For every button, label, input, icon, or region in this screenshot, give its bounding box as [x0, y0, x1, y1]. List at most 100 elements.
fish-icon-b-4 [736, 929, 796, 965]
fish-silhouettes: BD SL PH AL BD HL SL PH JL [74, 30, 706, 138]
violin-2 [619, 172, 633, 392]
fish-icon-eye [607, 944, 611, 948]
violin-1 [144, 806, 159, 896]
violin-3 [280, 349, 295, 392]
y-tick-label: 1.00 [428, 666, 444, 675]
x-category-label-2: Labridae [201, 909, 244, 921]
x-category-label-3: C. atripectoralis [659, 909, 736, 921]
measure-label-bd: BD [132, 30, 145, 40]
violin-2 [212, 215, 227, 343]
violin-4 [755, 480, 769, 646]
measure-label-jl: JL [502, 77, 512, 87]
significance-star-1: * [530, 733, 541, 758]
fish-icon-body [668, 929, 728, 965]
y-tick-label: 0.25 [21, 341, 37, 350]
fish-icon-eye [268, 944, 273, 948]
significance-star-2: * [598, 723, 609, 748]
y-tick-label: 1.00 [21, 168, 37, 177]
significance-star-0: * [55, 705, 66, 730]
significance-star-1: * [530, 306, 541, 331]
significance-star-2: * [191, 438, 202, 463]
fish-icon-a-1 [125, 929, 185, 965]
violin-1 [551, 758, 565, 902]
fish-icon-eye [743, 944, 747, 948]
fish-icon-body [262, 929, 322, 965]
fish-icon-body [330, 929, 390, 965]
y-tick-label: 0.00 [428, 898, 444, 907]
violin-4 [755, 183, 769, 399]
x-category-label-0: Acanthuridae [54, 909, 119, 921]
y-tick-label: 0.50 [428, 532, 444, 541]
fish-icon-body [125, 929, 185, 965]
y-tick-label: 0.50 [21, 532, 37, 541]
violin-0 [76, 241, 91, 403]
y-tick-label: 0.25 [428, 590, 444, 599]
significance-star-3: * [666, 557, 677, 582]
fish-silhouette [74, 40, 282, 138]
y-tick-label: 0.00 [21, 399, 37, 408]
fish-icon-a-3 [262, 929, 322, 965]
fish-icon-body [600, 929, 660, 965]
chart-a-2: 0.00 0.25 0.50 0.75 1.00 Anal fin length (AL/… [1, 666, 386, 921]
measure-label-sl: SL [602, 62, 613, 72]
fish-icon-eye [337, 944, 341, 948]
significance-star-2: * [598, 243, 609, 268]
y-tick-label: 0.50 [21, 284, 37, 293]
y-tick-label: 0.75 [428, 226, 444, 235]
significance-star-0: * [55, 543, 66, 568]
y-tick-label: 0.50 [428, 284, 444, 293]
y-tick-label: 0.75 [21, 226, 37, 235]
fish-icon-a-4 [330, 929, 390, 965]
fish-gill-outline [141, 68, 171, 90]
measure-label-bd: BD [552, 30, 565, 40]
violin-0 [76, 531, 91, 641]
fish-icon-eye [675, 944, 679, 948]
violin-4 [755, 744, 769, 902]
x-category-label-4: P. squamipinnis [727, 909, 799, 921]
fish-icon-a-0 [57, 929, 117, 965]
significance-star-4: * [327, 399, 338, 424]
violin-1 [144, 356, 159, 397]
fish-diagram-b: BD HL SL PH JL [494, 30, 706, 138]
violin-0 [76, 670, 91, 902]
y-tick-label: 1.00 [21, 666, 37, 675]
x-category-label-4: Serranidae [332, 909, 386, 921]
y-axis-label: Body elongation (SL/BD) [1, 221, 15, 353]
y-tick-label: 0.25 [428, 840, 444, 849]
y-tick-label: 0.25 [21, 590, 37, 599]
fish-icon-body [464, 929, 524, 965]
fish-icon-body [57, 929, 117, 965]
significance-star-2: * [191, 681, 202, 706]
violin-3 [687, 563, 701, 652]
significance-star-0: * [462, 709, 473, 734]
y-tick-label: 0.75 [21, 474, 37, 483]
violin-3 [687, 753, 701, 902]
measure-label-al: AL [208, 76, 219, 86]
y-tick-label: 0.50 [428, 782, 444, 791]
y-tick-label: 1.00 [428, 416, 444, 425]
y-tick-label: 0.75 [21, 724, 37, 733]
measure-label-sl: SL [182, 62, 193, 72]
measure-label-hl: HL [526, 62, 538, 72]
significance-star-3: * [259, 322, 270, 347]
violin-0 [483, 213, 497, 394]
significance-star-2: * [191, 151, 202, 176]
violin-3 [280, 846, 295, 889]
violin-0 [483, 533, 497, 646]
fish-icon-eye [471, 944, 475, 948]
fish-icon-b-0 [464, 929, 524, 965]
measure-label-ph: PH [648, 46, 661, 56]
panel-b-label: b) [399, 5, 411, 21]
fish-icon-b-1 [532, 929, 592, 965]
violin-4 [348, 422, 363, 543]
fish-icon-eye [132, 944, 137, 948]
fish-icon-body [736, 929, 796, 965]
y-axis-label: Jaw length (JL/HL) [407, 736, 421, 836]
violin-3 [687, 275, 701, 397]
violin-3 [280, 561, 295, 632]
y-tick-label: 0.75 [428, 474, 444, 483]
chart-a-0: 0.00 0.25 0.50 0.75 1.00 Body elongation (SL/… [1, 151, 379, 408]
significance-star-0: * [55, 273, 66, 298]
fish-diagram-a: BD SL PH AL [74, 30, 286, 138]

-----

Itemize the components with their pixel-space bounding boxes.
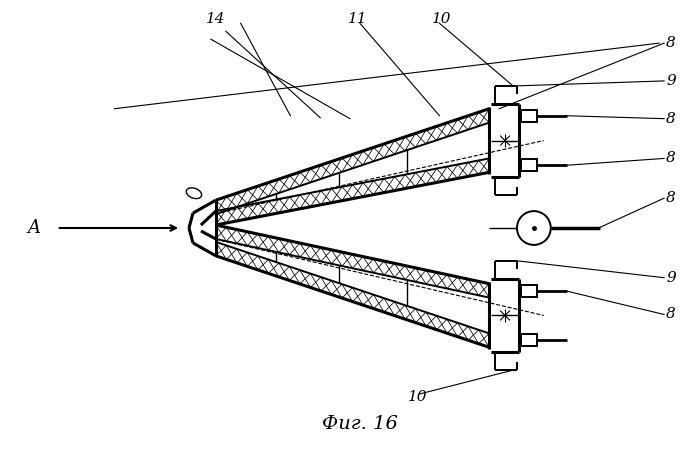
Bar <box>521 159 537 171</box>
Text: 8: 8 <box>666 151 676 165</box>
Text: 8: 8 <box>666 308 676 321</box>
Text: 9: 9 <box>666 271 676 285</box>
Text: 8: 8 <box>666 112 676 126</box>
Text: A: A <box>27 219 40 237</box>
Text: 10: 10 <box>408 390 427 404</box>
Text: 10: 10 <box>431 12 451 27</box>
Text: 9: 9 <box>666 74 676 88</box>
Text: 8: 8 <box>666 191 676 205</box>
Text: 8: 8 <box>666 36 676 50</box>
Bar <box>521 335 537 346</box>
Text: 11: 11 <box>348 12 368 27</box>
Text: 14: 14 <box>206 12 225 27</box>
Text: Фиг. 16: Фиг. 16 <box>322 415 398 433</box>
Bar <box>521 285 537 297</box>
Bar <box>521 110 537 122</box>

-----

Problem details -> Could you copy out, unchanged, the entries from the line with "For every button, label, input, icon, or" up to and including the line with "measure-label-sl: SL [602, 62, 613, 72]"?

Reply to the task ->
For every button, label, input, icon, or region in this screenshot, give its bounding box as [x0, y0, x1, y1]. List at most 100 elements.
fish-icon-b-4 [736, 929, 796, 965]
fish-silhouettes: BD SL PH AL BD HL SL PH JL [74, 30, 706, 138]
violin-2 [619, 172, 633, 392]
fish-icon-eye [607, 944, 611, 948]
violin-1 [144, 806, 159, 896]
violin-3 [280, 349, 295, 392]
y-tick-label: 1.00 [428, 666, 444, 675]
x-category-label-2: Labridae [201, 909, 244, 921]
x-category-label-3: C. atripectoralis [659, 909, 736, 921]
measure-label-bd: BD [132, 30, 145, 40]
violin-2 [212, 215, 227, 343]
violin-4 [755, 480, 769, 646]
measure-label-jl: JL [502, 77, 512, 87]
significance-star-1: * [530, 733, 541, 758]
fish-icon-body [668, 929, 728, 965]
y-tick-label: 0.25 [21, 341, 37, 350]
fish-icon-eye [268, 944, 273, 948]
significance-star-2: * [598, 723, 609, 748]
y-tick-label: 1.00 [21, 168, 37, 177]
significance-star-0: * [55, 705, 66, 730]
significance-star-1: * [530, 306, 541, 331]
significance-star-2: * [191, 438, 202, 463]
fish-icon-a-1 [125, 929, 185, 965]
violin-1 [551, 758, 565, 902]
fish-icon-eye [743, 944, 747, 948]
fish-icon-body [262, 929, 322, 965]
fish-icon-body [330, 929, 390, 965]
y-tick-label: 0.00 [428, 898, 444, 907]
violin-4 [755, 183, 769, 399]
x-category-label-0: Acanthuridae [54, 909, 119, 921]
y-tick-label: 0.50 [428, 532, 444, 541]
fish-icon-body [125, 929, 185, 965]
y-tick-label: 0.50 [21, 532, 37, 541]
violin-0 [76, 241, 91, 403]
y-tick-label: 0.25 [428, 590, 444, 599]
significance-star-3: * [666, 557, 677, 582]
fish-silhouette [74, 40, 282, 138]
y-tick-label: 0.00 [21, 399, 37, 408]
fish-icon-a-3 [262, 929, 322, 965]
fish-icon-body [600, 929, 660, 965]
chart-a-2: 0.00 0.25 0.50 0.75 1.00 Anal fin length (AL/… [1, 666, 386, 921]
measure-label-sl: SL [602, 62, 613, 72]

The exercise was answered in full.